Одинокий волк. Жизнь Жаботинского. Том 2 — страница 108 из 164

"В Палестине в 1936 году закон был болен чем-то вроде душевного и физического затвердения артерий… Чрезвычайные меры управления были почему-то не по вкусу представителям закона, и поэтому хранители закона расценивали многие действия правительства или его представителей как если бы они были ultra vires (слишком сильные), почему кажется, будто представители администрации злоупотребляют данной им властью… Методы суда стали посмешищем…"

Он подвел итог своим взглядам и взглядам своих коллег из Англии:

"Кажется, что правительство этой страны всегда старается помешать полиции и армии предпринять какие-либо действия, кроме собственной самообороны"[598].

Вскоре после событий 1936 года генерал-майор Гвинн, знаменитый британский военный эксперт, так же жестоко раскритиковал политику безопасности палестинской администрации. "Тот факт, — писал он, — что банды, существование и базы которых были известны, не ликвидировались пока бездействовали, дал им возможность тренироваться, готовить планы и выбирать подходящий им момент для нанесения удара".

Полиция в самом деле старалась справиться с беспорядками с необходимой скоростью. В самом начале генеральный инспектор Спайсер требовал этого от Ваучопа — чтобы в течение нескольких дней был положен конец насилию и забастовке. Ваучоп отказался. Позже, когда беспорядки, встретившие лишь подобие государственного сопротивления, умножились и стали более жестокими, что было неизбежно, ввезли в страну армейское подкрепление, — но у армии руки были связаны гражданскими властями.

**Строки данных**:
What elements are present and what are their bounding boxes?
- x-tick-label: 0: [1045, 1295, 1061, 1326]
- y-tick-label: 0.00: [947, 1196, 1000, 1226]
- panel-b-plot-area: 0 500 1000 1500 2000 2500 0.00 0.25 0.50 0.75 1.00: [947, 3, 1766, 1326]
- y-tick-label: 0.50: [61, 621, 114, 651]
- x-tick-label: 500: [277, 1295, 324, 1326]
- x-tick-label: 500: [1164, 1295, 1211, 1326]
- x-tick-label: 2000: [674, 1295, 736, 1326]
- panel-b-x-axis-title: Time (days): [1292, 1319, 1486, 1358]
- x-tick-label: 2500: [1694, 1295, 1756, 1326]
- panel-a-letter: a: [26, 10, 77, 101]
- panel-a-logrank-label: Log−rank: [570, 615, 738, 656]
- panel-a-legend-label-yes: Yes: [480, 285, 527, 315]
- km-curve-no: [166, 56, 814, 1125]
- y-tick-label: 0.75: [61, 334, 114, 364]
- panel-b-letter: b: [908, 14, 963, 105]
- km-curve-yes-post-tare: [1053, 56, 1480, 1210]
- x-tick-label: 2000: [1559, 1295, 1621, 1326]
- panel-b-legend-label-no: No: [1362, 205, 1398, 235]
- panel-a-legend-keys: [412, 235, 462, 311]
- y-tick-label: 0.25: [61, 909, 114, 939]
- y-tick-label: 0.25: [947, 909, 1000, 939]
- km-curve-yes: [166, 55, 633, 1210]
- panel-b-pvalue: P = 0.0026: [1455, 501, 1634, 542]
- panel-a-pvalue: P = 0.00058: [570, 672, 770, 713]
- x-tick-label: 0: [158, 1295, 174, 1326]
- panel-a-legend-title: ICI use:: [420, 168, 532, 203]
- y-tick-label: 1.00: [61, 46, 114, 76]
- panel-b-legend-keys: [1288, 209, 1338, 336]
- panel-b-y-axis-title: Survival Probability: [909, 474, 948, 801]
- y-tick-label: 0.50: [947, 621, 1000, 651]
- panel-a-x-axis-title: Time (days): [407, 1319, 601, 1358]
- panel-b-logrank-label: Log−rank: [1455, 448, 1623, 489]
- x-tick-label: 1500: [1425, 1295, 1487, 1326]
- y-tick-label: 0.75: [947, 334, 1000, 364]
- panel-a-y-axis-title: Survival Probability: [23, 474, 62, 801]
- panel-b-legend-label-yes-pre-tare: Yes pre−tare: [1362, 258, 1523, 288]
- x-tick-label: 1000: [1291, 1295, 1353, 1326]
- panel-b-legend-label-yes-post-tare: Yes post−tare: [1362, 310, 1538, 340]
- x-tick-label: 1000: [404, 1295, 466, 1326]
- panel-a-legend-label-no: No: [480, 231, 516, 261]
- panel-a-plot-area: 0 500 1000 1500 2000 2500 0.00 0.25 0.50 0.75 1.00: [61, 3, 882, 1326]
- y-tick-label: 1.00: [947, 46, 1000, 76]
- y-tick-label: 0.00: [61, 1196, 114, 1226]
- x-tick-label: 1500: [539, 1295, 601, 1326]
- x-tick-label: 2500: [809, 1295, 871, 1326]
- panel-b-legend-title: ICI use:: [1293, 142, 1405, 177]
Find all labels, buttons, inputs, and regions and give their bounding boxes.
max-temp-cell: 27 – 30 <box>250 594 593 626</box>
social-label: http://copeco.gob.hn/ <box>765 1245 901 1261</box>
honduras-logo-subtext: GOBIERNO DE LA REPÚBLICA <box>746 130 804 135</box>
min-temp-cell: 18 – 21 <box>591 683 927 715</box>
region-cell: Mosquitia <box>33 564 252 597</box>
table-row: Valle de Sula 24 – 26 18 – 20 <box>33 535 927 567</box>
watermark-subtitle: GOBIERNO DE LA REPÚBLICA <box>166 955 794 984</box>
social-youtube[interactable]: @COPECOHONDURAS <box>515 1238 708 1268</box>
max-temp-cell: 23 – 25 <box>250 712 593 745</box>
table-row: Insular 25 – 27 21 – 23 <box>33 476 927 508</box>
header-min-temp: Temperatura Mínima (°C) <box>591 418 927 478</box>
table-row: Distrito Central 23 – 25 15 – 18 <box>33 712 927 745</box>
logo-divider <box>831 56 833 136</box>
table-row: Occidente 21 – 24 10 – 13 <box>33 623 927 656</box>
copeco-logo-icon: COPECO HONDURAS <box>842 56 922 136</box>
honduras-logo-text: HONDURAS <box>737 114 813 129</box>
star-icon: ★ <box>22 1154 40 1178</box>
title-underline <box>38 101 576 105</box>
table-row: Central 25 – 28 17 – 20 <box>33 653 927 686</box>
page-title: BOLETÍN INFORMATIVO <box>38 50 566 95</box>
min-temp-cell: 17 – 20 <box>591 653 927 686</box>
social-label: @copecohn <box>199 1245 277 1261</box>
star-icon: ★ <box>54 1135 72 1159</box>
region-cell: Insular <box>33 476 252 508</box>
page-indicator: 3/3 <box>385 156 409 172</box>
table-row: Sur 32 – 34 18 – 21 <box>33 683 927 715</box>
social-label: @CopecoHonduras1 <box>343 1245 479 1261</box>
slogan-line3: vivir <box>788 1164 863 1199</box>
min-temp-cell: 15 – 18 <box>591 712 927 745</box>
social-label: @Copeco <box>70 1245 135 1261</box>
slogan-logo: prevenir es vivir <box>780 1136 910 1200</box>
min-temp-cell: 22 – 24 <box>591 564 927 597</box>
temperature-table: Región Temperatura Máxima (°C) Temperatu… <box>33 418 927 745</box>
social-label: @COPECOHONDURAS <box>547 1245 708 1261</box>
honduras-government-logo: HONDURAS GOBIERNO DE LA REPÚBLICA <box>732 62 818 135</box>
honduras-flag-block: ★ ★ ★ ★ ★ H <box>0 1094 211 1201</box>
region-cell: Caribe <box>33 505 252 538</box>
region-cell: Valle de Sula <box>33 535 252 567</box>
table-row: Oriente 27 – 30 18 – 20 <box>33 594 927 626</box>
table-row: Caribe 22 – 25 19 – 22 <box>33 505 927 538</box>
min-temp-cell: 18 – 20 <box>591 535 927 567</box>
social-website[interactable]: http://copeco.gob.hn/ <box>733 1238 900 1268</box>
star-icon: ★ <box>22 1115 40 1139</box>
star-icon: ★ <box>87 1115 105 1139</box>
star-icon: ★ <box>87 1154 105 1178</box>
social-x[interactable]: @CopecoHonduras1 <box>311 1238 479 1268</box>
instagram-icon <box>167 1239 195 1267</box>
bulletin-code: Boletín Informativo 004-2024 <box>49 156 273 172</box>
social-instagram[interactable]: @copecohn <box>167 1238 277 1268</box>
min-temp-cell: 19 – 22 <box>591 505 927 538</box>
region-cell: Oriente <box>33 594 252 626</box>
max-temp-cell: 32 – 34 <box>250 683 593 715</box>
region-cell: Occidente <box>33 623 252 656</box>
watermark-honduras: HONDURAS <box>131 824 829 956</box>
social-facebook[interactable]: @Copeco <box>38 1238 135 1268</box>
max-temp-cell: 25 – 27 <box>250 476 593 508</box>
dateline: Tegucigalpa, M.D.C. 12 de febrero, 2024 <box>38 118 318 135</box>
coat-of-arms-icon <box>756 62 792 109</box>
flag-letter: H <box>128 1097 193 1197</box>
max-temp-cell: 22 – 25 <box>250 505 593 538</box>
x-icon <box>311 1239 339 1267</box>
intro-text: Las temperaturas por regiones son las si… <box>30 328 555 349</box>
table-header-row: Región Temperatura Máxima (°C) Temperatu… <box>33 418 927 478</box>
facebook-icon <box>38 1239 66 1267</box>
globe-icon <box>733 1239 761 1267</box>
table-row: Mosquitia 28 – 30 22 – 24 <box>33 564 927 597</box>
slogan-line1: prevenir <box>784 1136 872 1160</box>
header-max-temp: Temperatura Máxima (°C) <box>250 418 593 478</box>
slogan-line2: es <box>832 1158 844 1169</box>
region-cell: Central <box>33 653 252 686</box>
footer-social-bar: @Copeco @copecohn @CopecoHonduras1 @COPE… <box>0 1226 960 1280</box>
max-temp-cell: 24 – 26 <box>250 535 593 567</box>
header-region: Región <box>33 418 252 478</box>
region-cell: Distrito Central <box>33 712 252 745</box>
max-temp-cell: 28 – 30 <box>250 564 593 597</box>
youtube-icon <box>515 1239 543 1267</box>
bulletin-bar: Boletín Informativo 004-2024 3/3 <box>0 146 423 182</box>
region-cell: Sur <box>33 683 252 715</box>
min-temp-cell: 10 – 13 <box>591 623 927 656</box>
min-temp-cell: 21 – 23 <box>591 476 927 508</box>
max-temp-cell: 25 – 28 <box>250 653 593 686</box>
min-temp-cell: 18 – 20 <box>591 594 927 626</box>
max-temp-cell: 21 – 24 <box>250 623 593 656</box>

**Задание**: Кратко перескажите абзац документа, который начинается словами «Полиция в самом деле старалась», и сохраните его главные факты. Эти строки никак не связаны с документом.

**Выполненное задание**: Полиция стремилась быстро подавить беспорядки. Генеральный инспектор Спайсер с самого начала требовал от Ваучопа за несколько дней прекратить насилие и забастовку, но Ваучоп отказался. Государство почти не сопротивлялось, и беспорядки разрастались и становились всё более жестокими. Тогда в страну ввезли армейское подкрепление, однако гражданские власти связали армии руки.